— Begin DATA TO PROCESS —

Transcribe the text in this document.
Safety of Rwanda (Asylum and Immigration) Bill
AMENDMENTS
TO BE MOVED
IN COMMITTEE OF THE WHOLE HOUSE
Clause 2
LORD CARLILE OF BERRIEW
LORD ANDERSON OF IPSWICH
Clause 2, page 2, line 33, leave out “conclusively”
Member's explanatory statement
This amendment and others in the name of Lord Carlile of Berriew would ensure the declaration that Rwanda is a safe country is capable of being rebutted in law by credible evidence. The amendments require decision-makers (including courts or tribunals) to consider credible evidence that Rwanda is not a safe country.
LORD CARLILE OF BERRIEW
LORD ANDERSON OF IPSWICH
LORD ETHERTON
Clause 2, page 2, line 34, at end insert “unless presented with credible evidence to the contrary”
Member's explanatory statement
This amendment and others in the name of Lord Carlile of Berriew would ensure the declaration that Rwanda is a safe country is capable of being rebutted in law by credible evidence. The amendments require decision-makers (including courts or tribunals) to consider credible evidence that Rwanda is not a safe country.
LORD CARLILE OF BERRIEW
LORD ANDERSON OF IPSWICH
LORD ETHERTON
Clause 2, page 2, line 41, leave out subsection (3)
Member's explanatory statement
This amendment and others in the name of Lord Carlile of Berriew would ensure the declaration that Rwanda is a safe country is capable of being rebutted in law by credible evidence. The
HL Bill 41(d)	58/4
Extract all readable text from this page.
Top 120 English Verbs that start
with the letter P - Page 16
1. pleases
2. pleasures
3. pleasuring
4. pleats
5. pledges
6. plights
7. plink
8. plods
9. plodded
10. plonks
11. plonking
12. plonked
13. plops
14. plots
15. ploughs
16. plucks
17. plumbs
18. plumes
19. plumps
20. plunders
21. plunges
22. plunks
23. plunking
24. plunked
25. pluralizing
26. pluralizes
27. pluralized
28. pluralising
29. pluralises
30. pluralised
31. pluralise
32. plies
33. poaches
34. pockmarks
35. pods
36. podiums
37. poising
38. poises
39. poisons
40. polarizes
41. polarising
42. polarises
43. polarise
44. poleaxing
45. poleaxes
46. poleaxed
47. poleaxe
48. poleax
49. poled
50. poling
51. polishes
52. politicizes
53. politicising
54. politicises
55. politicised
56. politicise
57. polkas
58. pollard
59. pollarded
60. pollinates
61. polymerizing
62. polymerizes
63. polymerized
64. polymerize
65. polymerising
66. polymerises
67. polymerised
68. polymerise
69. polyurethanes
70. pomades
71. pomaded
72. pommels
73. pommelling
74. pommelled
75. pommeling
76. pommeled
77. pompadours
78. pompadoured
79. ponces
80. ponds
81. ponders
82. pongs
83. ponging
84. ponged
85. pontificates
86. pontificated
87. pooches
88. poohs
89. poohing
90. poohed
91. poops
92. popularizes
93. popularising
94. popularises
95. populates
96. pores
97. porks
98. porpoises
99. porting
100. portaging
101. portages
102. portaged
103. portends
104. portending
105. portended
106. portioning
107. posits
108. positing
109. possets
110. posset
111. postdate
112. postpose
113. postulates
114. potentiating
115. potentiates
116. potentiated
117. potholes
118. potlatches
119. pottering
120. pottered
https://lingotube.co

— End DATA TO PROCESS —

EXERCISE BRIEF >> Please copy out each record, character for character.

WRITTEN ANSWER >>
Transcribe the text in this document.
Safety of Rwanda (Asylum and Immigration) Bill
AMENDMENTS
TO BE MOVED
IN COMMITTEE OF THE WHOLE HOUSE
Clause 2
LORD CARLILE OF BERRIEW
LORD ANDERSON OF IPSWICH
Clause 2, page 2, line 33, leave out “conclusively”
Member's explanatory statement
This amendment and others in the name of Lord Carlile of Berriew would ensure the declaration that Rwanda is a safe country is capable of being rebutted in law by credible evidence. The amendments require decision-makers (including courts or tribunals) to consider credible evidence that Rwanda is not a safe country.
LORD CARLILE OF BERRIEW
LORD ANDERSON OF IPSWICH
LORD ETHERTON
Clause 2, page 2, line 34, at end insert “unless presented with credible evidence to the contrary”
Member's explanatory statement
This amendment and others in the name of Lord Carlile of Berriew would ensure the declaration that Rwanda is a safe country is capable of being rebutted in law by credible evidence. The amendments require decision-makers (including courts or tribunals) to consider credible evidence that Rwanda is not a safe country.
LORD CARLILE OF BERRIEW
LORD ANDERSON OF IPSWICH
LORD ETHERTON
Clause 2, page 2, line 41, leave out subsection (3)
Member's explanatory statement
This amendment and others in the name of Lord Carlile of Berriew would ensure the declaration that Rwanda is a safe country is capable of being rebutted in law by credible evidence. The
HL Bill 41(d)	58/4
Extract all readable text from this page.
Top 120 English Verbs that start
with the letter P - Page 16
1. pleases
2. pleasures
3. pleasuring
4. pleats
5. pledges
6. plights
7. plink
8. plods
9. plodded
10. plonks
11. plonking
12. plonked
13. plops
14. plots
15. ploughs
16. plucks
17. plumbs
18. plumes
19. plumps
20. plunders
21. plunges
22. plunks
23. plunking
24. plunked
25. pluralizing
26. pluralizes
27. pluralized
28. pluralising
29. pluralises
30. pluralised
31. pluralise
32. plies
33. poaches
34. pockmarks
35. pods
36. podiums
37. poising
38. poises
39. poisons
40. polarizes
41. polarising
42. polarises
43. polarise
44. poleaxing
45. poleaxes
46. poleaxed
47. poleaxe
48. poleax
49. poled
50. poling
51. polishes
52. politicizes
53. politicising
54. politicises
55. politicised
56. politicise
57. polkas
58. pollard
59. pollarded
60. pollinates
61. polymerizing
62. polymerizes
63. polymerized
64. polymerize
65. polymerising
66. polymerises
67. polymerised
68. polymerise
69. polyurethanes
70. pomades
71. pomaded
72. pommels
73. pommelling
74. pommelled
75. pommeling
76. pommeled
77. pompadours
78. pompadoured
79. ponces
80. ponds
81. ponders
82. pongs
83. ponging
84. ponged
85. pontificates
86. pontificated
87. pooches
88. poohs
89. poohing
90. poohed
91. poops
92. popularizes
93. popularising
94. popularises
95. populates
96. pores
97. porks
98. porpoises
99. porting
100. portaging
101. portages
102. portaged
103. portends
104. portending
105. portended
106. portioning
107. posits
108. positing
109. possets
110. posset
111. postdate
112. postpose
113. postulates
114. potentiating
115. potentiates
116. potentiated
117. potholes
118. potlatches
119. pottering
120. pottered
https://lingotube.co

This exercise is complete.